DATA SHOWN:
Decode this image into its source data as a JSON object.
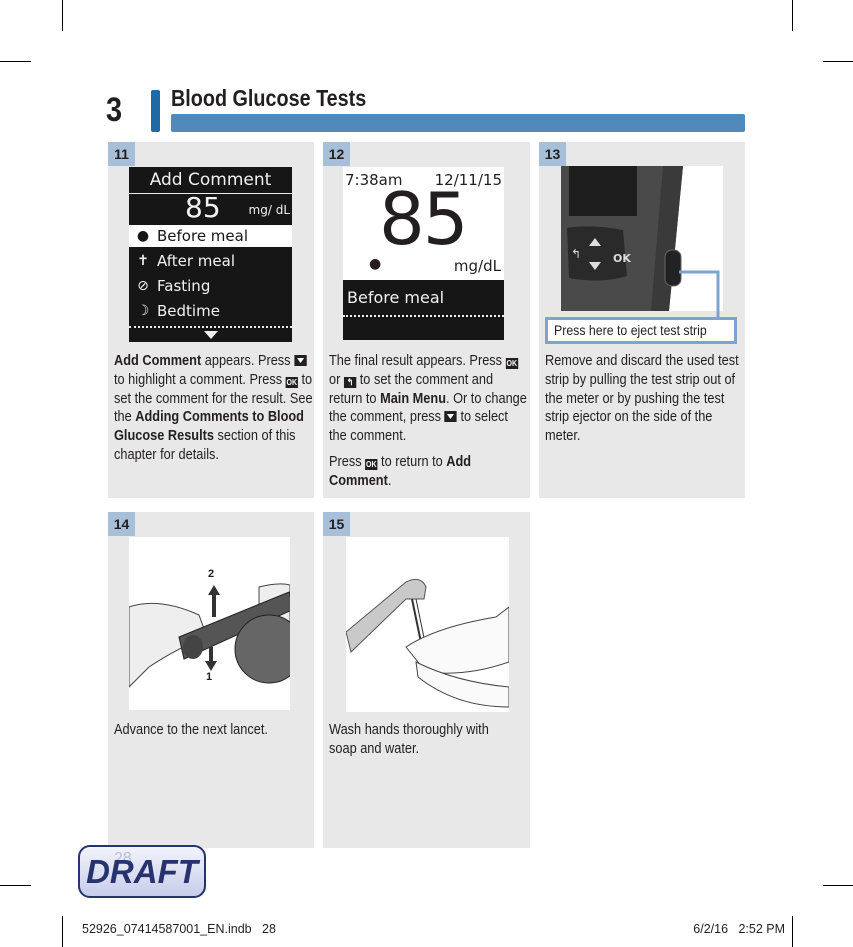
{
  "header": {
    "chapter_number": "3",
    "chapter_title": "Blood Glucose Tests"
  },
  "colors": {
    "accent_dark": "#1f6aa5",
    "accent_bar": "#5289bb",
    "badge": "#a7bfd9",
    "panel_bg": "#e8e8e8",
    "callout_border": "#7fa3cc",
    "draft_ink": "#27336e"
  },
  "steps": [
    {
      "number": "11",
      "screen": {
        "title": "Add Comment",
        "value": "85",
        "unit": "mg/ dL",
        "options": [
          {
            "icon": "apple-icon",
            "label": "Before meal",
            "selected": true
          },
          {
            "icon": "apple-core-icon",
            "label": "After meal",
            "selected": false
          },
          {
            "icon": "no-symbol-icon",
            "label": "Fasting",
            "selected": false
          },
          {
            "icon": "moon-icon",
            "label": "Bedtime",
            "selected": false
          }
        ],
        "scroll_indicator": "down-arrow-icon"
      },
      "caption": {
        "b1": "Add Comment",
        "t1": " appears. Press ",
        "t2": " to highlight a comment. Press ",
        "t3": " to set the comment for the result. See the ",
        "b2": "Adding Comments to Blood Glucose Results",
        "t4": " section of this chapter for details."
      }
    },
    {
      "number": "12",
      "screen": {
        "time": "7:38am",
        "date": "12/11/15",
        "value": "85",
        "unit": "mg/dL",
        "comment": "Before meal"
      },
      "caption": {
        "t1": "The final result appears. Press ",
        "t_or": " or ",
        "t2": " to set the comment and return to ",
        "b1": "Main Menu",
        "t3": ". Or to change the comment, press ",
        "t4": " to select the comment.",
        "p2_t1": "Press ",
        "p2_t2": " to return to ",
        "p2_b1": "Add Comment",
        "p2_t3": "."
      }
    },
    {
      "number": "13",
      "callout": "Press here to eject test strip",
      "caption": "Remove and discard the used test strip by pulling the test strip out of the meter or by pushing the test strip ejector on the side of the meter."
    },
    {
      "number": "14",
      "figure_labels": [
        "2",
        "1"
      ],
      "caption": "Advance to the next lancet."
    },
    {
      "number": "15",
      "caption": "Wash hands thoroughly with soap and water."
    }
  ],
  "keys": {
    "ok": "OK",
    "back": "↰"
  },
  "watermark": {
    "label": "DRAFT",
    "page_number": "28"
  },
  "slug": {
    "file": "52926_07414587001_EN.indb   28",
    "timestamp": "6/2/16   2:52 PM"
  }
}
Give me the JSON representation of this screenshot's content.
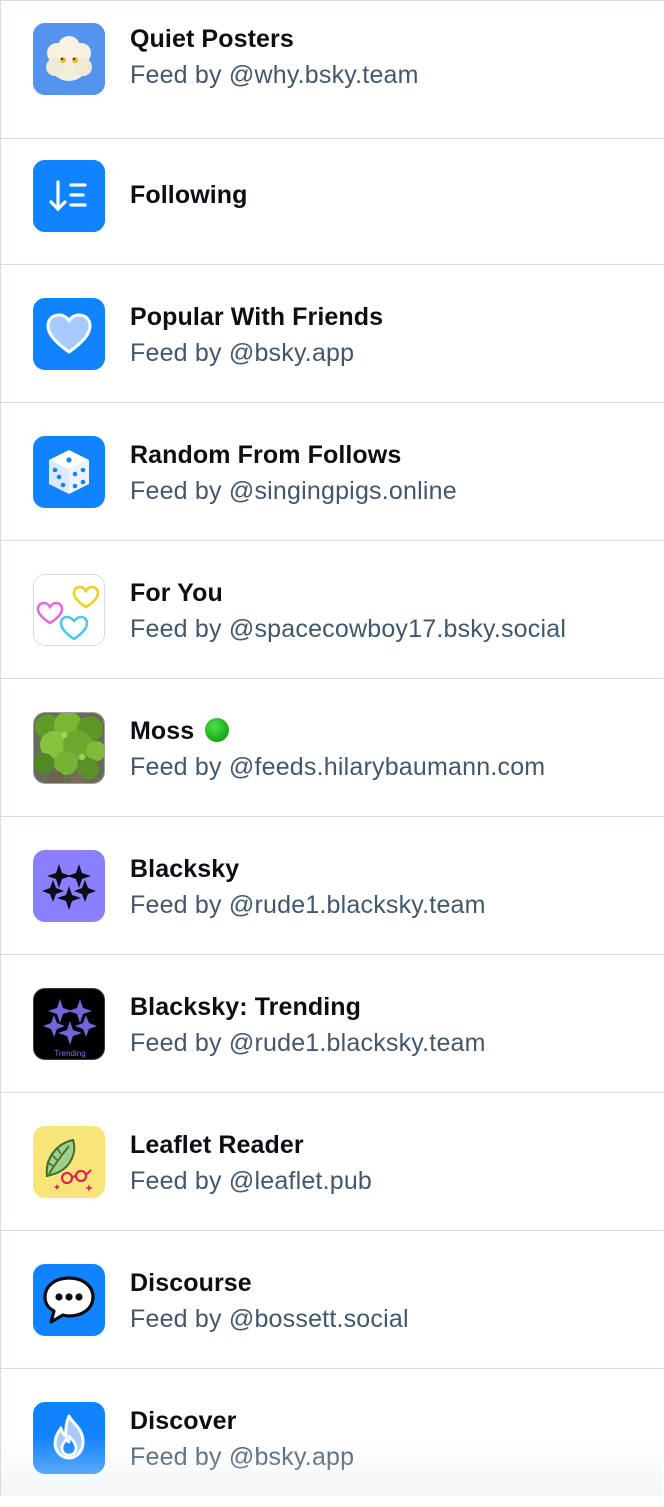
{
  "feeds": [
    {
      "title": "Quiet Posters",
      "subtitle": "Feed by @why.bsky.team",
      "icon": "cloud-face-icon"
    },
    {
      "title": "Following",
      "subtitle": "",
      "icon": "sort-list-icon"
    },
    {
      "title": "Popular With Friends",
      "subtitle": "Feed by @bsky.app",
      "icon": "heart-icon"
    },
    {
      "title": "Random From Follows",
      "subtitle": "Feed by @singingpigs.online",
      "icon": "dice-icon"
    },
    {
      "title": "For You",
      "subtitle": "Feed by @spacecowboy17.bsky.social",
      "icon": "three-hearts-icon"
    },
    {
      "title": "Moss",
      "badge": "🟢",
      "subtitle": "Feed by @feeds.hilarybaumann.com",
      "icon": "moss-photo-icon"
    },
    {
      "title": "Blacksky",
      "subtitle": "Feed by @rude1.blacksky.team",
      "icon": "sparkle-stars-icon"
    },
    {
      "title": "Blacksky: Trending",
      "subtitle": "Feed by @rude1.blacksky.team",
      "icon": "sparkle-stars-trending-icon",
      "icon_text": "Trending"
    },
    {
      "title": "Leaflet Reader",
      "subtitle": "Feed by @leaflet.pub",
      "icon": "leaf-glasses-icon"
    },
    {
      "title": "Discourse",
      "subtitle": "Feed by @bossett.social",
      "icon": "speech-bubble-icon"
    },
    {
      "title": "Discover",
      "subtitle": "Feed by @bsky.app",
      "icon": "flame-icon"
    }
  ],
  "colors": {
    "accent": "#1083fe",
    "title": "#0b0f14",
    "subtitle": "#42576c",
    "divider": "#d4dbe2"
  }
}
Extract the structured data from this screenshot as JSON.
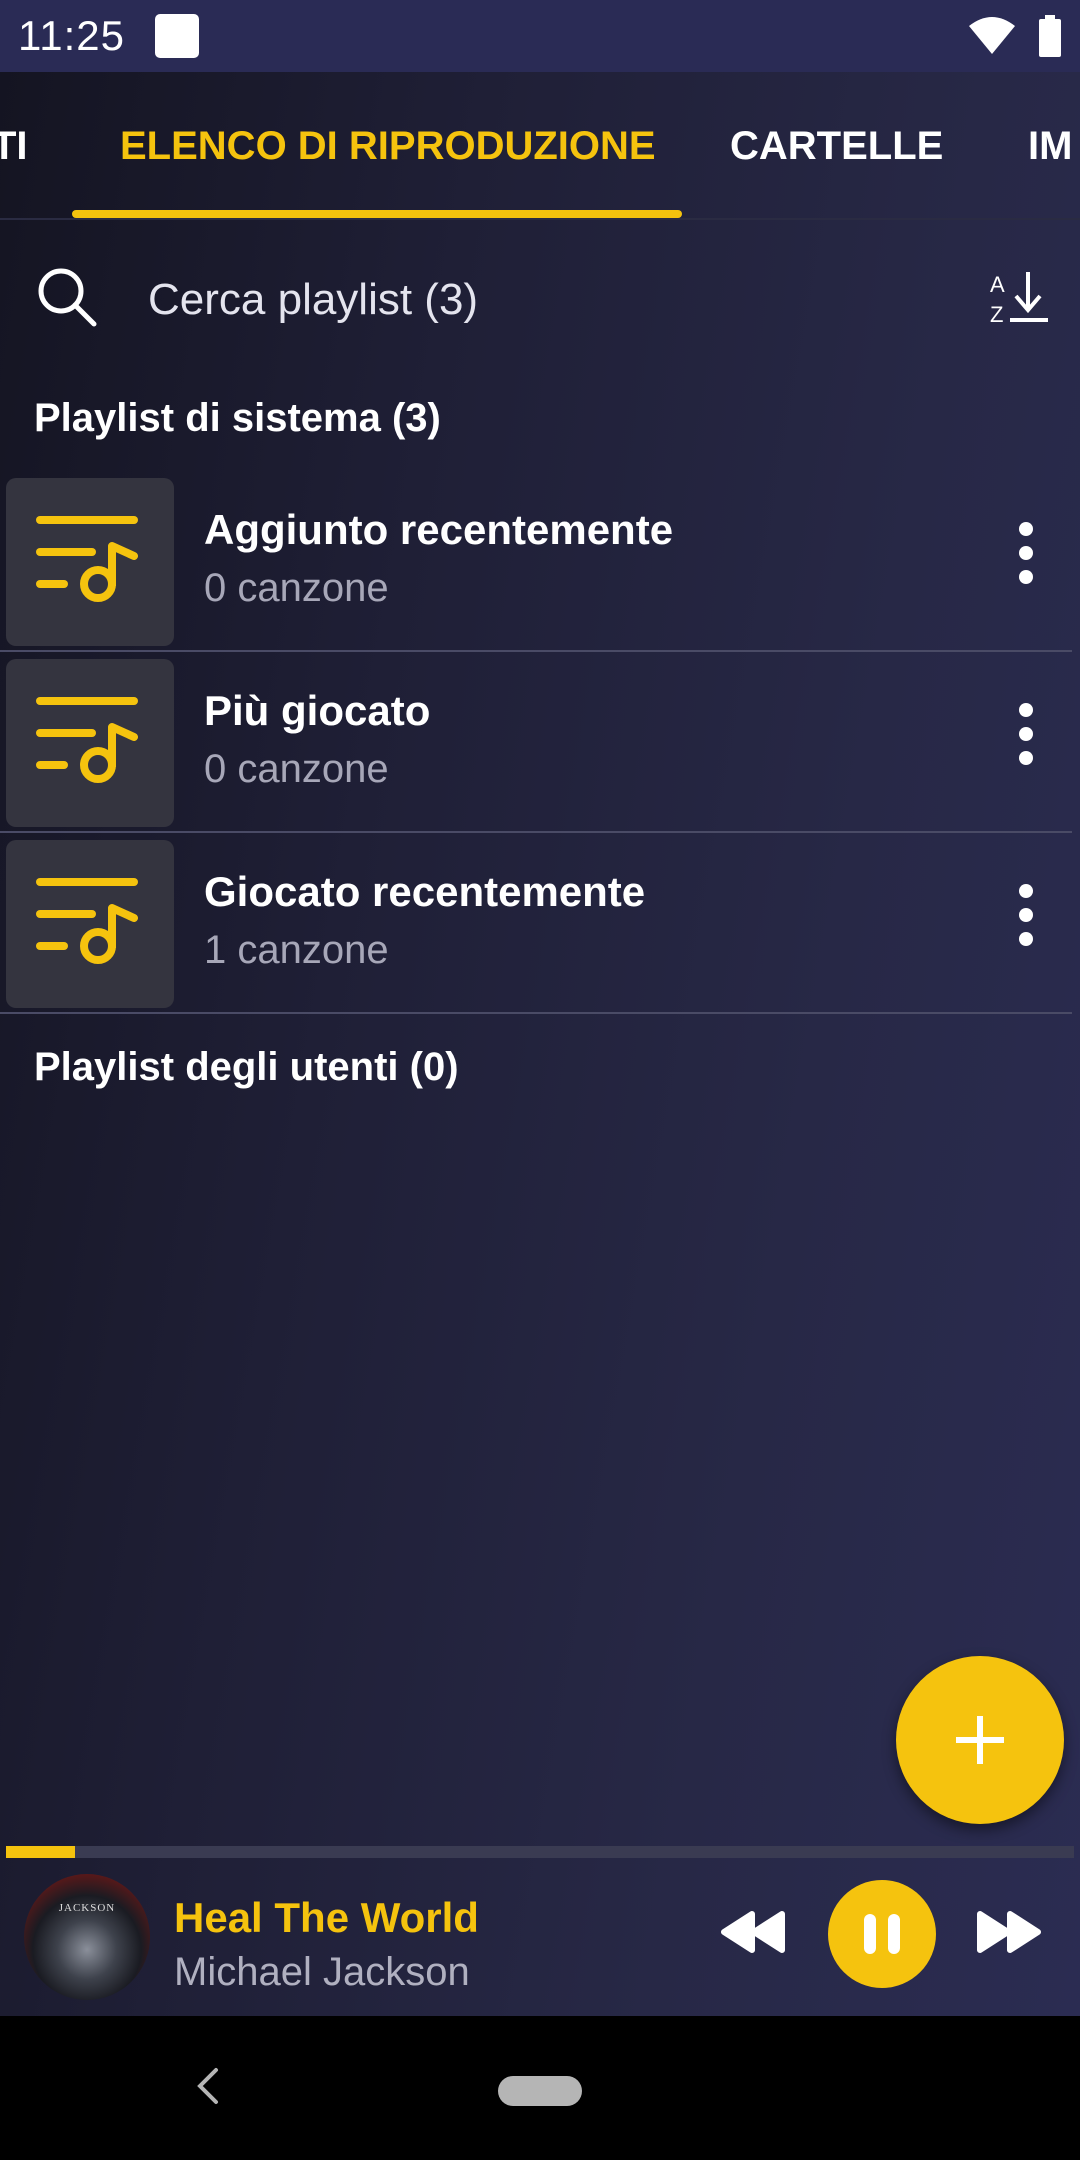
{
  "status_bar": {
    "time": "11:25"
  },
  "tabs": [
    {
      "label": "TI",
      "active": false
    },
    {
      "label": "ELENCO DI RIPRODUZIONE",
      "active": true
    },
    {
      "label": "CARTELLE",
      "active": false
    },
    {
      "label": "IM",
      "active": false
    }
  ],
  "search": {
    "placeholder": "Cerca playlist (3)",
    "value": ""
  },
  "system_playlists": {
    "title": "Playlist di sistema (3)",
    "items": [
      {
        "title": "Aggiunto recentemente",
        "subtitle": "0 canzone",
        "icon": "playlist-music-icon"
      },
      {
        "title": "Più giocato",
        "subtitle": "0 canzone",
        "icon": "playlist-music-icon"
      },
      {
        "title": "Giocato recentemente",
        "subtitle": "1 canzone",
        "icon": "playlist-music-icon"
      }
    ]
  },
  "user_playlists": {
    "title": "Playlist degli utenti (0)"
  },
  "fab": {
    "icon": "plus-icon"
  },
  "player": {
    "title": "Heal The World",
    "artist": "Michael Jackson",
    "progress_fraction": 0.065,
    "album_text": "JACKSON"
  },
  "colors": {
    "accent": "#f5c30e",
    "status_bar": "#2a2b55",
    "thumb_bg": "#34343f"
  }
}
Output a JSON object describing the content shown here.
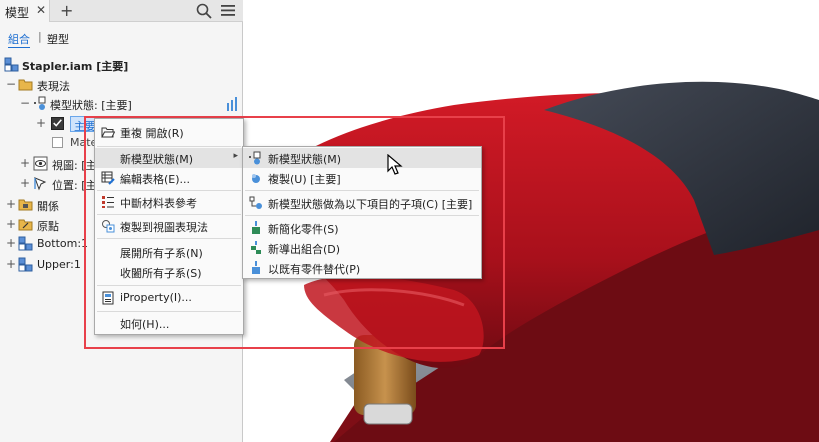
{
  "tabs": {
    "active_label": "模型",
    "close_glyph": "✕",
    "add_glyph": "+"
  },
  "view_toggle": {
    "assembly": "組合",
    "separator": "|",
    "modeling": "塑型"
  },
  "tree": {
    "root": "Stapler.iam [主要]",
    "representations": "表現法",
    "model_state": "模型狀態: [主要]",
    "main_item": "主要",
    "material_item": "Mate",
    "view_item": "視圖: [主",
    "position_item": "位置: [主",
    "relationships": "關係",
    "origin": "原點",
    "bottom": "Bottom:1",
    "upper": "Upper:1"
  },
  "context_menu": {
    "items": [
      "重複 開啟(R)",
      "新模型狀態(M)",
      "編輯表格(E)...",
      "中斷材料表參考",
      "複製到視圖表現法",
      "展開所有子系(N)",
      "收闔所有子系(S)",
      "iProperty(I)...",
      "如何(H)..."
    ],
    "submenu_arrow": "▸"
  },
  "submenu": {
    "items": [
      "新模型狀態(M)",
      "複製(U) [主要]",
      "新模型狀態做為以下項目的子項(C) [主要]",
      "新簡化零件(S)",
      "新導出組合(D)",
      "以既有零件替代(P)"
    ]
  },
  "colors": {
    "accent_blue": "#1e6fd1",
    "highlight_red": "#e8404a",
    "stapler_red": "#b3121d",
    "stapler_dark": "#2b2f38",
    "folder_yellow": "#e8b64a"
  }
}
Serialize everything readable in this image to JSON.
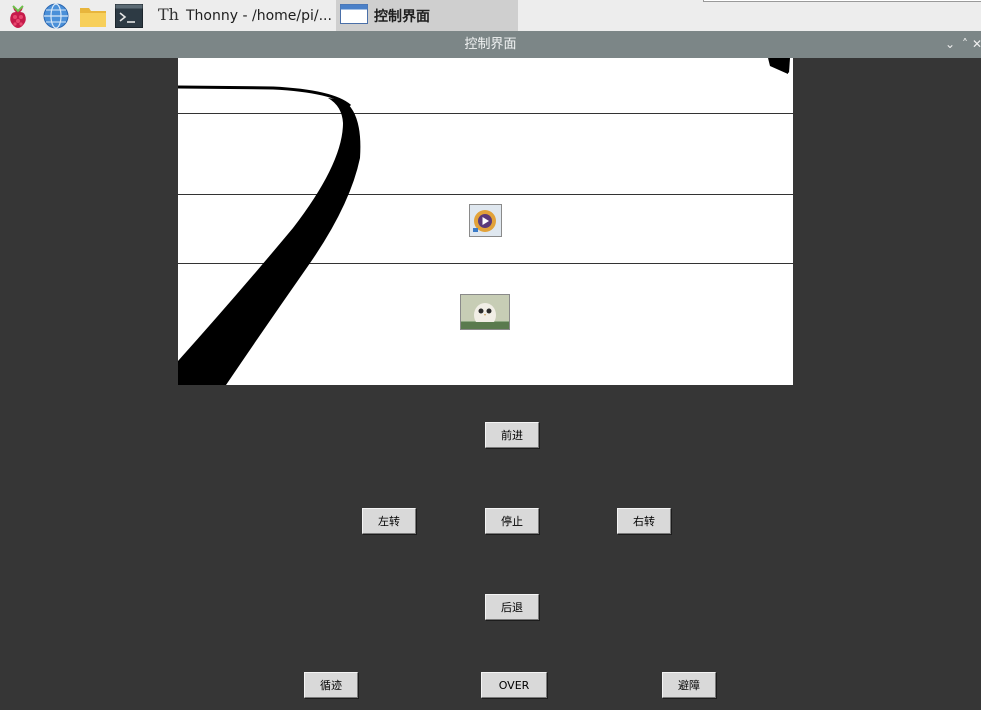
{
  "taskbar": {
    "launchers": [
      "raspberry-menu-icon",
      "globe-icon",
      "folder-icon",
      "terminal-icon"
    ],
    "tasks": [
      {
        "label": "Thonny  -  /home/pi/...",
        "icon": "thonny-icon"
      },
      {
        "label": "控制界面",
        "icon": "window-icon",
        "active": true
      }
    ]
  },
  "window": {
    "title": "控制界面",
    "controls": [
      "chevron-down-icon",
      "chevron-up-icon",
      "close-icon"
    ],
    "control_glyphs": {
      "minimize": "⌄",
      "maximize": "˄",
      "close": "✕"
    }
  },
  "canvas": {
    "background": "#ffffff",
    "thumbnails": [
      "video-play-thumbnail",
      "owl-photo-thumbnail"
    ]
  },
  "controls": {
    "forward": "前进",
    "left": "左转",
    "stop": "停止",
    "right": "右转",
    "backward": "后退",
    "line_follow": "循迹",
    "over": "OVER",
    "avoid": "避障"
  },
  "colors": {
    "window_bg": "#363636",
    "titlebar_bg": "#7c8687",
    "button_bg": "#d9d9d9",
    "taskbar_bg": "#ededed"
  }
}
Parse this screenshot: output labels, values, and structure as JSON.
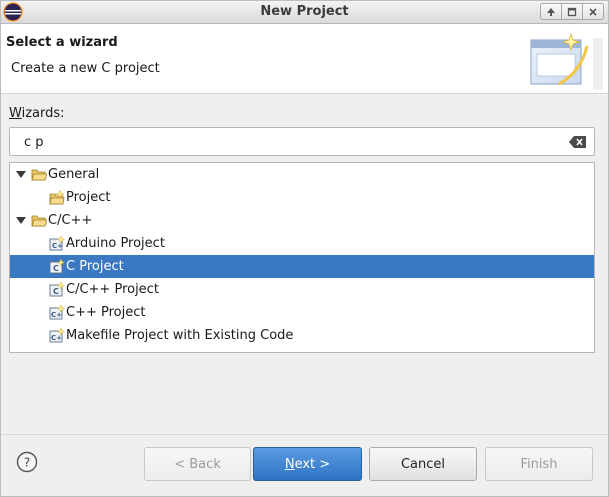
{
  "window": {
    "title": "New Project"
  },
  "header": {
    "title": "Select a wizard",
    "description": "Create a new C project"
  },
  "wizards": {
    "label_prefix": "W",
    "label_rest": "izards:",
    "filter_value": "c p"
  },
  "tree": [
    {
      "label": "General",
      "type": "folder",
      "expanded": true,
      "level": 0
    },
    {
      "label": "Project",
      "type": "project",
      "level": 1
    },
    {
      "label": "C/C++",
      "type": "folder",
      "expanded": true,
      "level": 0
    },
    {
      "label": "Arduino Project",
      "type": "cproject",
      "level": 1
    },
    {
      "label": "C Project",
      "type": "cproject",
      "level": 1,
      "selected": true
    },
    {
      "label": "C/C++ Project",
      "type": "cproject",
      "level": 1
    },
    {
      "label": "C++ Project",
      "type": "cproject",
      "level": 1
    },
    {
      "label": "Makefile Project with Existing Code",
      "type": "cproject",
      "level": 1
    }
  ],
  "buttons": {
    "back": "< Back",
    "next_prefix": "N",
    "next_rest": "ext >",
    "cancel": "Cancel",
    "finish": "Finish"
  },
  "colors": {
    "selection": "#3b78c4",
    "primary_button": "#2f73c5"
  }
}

PROBLEM: Look for the word "photo" in every line of the listing and copy the lines that have it.

EXPECTED OUTPUT:
      "icon": "moss-photo-icon"
      "owl-photo-thumbnail"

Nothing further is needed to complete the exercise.